**THE EXERCISE**: Show only lines that include "Obsah".

**EXCERPTED RECORDS**:

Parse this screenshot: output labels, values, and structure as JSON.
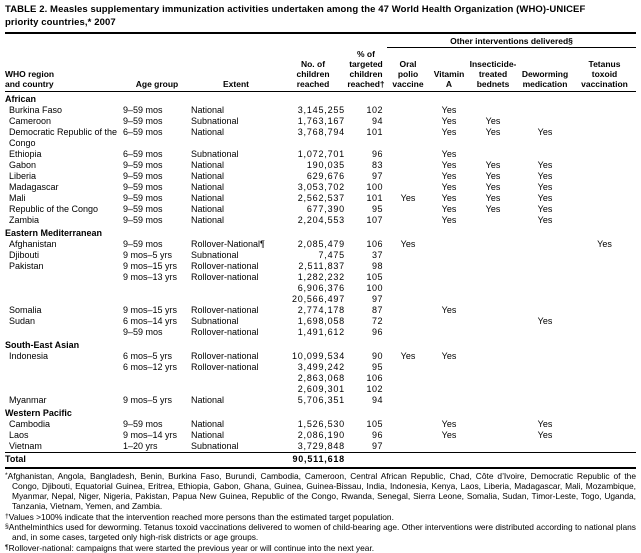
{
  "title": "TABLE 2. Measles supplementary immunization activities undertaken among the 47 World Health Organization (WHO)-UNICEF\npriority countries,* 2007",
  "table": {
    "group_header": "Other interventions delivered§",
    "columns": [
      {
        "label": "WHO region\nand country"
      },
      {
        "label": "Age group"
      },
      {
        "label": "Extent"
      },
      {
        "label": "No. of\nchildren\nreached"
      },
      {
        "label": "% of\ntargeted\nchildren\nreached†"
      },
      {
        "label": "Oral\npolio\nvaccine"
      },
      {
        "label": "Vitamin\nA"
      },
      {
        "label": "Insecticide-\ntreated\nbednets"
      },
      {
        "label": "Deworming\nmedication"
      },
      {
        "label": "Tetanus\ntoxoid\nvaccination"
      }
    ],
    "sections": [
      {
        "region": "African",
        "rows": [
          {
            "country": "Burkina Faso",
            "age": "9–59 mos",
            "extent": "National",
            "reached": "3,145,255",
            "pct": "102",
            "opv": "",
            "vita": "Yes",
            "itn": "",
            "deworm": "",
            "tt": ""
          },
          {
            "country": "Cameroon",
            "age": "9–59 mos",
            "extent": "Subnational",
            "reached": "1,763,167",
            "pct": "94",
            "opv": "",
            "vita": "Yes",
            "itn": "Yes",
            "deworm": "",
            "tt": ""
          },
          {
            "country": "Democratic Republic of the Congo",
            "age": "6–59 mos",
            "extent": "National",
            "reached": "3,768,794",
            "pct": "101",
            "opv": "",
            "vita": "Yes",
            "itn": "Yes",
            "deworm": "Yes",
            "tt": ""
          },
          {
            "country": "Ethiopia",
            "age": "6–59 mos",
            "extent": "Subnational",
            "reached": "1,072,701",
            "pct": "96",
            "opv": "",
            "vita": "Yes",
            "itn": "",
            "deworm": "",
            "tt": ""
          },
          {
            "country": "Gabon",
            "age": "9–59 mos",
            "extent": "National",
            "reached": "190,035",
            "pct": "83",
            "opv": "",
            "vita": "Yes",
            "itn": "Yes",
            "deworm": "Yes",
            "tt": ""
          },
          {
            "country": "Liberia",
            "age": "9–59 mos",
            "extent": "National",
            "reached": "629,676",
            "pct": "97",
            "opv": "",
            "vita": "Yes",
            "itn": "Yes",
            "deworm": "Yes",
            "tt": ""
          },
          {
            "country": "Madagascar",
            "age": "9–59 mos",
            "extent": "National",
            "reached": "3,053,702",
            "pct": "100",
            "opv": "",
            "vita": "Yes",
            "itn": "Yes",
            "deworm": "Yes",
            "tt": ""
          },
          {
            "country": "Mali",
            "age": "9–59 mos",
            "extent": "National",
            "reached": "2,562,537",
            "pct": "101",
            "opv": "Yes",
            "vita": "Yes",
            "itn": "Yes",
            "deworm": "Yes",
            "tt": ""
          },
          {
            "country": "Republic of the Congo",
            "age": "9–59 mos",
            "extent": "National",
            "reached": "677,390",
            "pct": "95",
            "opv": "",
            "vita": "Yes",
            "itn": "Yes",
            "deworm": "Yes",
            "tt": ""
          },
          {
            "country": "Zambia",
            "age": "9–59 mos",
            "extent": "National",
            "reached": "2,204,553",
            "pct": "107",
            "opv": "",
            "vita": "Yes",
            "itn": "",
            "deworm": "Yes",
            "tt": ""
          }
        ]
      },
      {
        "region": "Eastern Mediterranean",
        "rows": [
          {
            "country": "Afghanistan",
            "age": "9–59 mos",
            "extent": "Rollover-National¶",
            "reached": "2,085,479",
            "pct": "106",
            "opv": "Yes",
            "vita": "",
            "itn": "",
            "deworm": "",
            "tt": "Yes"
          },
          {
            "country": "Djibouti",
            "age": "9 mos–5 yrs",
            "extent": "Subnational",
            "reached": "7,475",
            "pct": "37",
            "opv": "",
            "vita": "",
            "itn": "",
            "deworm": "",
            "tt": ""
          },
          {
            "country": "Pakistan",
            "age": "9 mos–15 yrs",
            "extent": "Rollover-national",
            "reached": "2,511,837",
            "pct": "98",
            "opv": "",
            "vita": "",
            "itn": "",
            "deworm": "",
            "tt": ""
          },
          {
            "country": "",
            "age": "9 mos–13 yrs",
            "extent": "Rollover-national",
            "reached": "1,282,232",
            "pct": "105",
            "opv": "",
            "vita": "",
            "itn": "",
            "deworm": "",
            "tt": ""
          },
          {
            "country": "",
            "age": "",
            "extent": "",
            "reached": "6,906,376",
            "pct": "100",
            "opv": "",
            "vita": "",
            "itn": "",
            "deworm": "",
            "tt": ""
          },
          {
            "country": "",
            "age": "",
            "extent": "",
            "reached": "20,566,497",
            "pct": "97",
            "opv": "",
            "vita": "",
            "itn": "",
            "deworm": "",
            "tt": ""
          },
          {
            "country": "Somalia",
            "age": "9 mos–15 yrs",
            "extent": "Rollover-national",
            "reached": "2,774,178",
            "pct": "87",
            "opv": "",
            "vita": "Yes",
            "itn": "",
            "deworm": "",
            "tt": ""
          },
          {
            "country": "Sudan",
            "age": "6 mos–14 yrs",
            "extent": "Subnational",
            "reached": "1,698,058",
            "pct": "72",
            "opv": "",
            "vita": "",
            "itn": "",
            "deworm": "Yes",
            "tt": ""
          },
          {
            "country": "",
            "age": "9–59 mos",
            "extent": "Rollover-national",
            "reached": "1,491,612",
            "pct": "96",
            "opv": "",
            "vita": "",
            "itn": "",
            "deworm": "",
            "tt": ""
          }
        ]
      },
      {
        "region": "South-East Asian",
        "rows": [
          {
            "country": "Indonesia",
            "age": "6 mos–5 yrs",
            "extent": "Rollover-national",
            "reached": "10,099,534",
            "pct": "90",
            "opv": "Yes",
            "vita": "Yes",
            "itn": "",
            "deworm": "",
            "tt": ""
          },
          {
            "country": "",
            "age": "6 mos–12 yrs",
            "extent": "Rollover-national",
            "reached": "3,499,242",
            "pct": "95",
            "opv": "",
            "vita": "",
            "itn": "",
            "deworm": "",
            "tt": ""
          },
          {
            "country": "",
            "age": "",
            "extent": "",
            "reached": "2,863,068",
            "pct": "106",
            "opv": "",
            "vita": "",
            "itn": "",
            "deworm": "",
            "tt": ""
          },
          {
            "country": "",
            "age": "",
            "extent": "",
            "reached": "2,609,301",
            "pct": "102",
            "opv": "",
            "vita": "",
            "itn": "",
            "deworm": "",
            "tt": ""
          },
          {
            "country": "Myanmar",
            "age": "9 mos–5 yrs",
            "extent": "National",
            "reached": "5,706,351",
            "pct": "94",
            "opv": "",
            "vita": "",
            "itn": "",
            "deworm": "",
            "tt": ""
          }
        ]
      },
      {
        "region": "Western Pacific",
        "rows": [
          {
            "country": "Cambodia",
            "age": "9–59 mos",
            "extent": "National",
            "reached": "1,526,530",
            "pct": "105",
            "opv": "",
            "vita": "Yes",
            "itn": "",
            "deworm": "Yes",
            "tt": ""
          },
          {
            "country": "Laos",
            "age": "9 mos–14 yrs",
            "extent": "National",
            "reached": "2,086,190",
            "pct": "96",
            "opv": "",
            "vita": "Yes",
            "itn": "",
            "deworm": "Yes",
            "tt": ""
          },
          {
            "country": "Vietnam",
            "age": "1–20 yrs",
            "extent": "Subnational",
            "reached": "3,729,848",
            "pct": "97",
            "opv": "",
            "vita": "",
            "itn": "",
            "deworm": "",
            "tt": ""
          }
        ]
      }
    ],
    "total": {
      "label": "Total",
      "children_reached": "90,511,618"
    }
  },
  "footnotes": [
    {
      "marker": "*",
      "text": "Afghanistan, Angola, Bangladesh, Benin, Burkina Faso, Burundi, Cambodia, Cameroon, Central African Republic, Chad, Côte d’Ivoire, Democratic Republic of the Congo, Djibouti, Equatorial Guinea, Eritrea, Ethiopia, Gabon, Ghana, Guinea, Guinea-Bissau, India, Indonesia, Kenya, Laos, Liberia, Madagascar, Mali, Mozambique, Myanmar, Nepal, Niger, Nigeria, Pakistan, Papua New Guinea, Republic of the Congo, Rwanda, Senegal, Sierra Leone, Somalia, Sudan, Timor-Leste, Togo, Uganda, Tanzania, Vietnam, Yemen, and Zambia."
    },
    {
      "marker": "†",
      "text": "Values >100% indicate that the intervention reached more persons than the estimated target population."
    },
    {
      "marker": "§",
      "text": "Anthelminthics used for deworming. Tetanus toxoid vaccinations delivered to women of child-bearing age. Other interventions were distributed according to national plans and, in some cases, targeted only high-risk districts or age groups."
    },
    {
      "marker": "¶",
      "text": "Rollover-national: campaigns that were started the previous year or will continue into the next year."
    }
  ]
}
==
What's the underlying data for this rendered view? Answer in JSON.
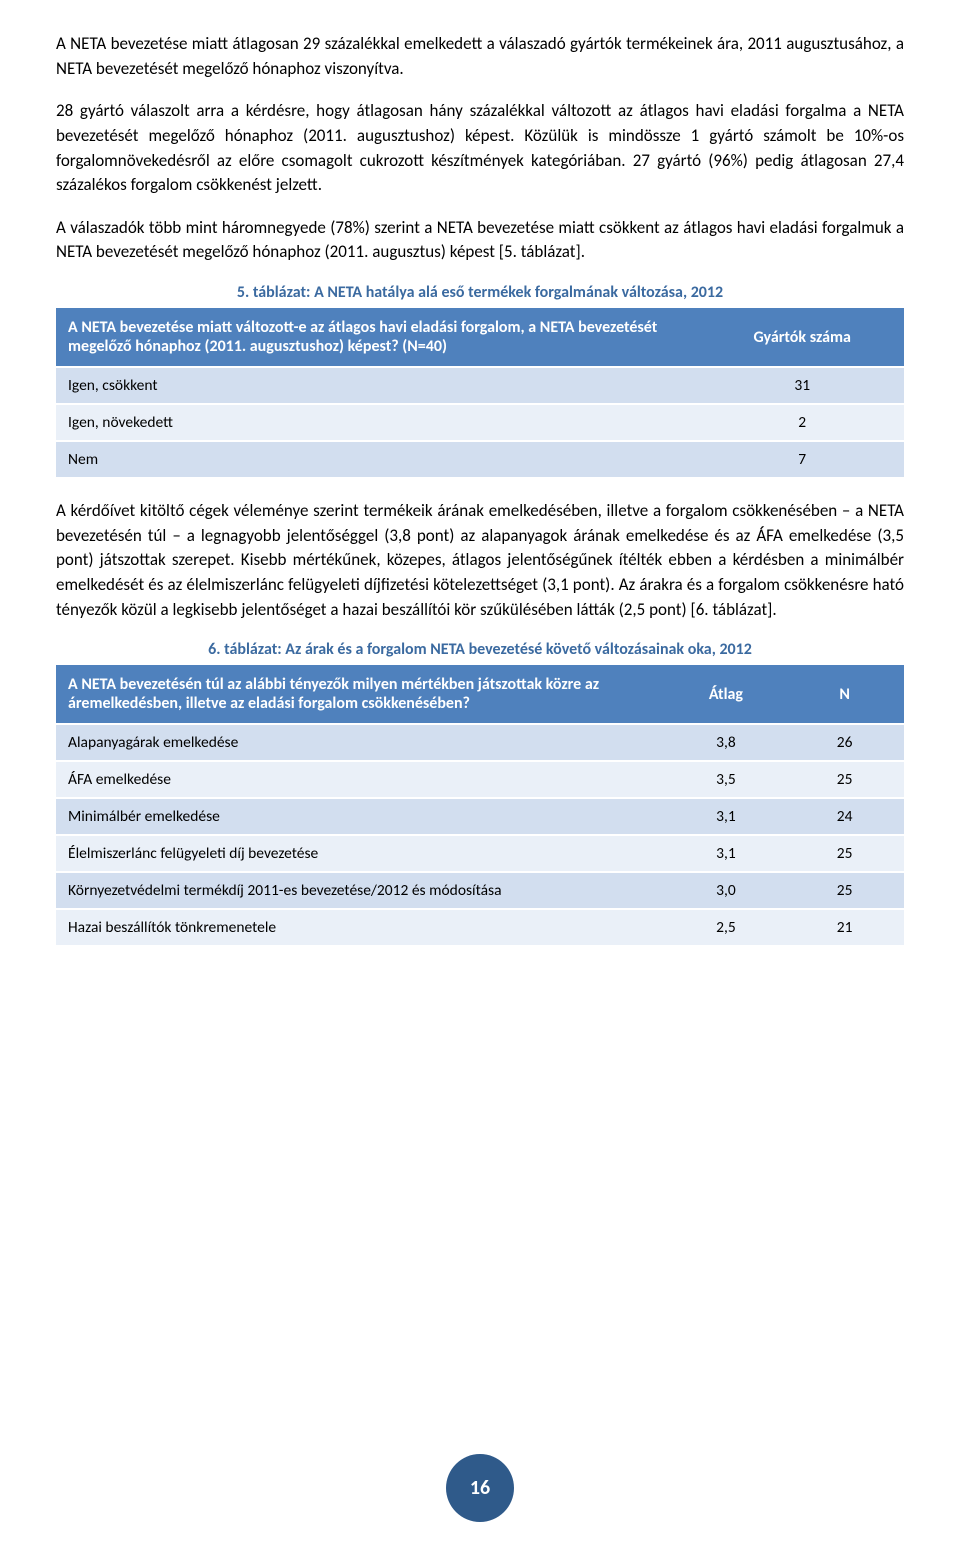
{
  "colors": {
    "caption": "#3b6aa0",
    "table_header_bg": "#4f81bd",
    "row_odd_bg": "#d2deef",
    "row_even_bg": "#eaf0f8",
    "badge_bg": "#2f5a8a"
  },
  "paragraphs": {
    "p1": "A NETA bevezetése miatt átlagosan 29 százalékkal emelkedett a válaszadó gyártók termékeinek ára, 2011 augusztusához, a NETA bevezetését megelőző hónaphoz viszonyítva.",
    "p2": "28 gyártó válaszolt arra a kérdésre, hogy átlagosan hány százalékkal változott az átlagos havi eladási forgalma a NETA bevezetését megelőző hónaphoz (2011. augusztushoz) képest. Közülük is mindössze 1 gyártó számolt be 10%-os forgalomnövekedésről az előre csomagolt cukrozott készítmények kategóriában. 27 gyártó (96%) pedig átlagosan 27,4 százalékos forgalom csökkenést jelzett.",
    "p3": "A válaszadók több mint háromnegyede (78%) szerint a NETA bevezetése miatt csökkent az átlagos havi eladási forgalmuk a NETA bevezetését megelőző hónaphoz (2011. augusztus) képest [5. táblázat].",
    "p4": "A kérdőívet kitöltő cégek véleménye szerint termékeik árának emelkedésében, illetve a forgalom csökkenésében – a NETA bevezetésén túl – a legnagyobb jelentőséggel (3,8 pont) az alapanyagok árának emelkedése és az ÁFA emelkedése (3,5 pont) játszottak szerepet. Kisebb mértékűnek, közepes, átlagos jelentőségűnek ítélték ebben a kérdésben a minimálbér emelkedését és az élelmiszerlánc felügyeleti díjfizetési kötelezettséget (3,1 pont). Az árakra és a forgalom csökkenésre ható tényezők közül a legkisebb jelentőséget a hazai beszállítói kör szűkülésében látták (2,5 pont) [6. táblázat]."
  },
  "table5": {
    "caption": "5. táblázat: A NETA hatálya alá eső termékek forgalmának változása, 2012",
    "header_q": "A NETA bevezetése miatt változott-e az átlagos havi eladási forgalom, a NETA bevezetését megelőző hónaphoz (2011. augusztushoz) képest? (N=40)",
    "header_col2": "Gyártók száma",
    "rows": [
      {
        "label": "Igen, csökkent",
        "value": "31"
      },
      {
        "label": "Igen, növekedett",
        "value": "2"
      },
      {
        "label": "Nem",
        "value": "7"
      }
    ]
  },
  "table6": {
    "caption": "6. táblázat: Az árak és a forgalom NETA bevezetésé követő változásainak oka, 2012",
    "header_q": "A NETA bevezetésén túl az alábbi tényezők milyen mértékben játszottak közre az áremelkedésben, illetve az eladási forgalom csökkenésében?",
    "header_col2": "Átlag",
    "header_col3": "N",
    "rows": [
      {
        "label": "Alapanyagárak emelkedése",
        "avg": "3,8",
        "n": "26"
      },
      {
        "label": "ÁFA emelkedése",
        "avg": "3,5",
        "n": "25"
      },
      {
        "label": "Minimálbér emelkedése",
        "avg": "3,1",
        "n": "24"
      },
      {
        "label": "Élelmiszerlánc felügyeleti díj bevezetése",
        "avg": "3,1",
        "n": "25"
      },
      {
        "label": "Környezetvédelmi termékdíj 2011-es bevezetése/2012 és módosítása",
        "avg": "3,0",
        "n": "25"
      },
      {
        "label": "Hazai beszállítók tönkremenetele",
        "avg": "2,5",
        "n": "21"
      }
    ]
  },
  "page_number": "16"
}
...
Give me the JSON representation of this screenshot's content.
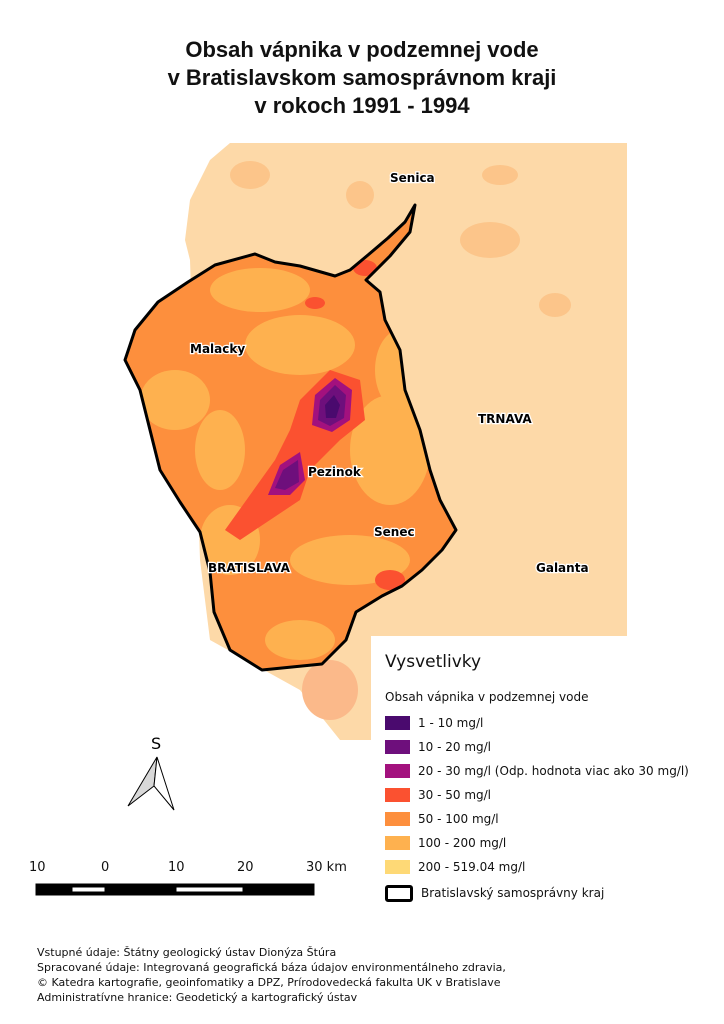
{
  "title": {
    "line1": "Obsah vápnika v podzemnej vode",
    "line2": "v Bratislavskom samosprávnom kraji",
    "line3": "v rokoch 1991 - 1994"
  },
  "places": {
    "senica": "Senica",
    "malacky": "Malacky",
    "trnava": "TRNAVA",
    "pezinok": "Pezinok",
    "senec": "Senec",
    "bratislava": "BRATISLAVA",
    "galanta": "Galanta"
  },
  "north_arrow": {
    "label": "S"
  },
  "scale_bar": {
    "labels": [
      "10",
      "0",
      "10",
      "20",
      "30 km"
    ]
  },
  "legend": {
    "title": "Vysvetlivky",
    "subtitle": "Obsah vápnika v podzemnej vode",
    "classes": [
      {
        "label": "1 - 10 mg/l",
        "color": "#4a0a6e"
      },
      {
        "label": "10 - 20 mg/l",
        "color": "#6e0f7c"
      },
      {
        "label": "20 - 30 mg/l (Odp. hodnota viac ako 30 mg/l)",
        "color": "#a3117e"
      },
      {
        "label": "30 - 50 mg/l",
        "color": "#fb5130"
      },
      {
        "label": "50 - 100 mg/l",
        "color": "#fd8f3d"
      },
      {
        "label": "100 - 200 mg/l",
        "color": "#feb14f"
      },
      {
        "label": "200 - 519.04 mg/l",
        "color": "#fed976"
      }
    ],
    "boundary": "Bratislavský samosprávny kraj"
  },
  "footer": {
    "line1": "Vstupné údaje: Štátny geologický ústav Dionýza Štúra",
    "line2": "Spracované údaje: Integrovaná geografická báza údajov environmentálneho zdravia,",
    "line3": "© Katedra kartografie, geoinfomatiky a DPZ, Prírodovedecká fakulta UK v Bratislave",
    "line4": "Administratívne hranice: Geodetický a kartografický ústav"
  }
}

**WRITTEN ANSWER**:
    "line1": "Obsah vápnika v podzemnej vode",
    "subtitle": "Obsah vápnika v podzemnej vode",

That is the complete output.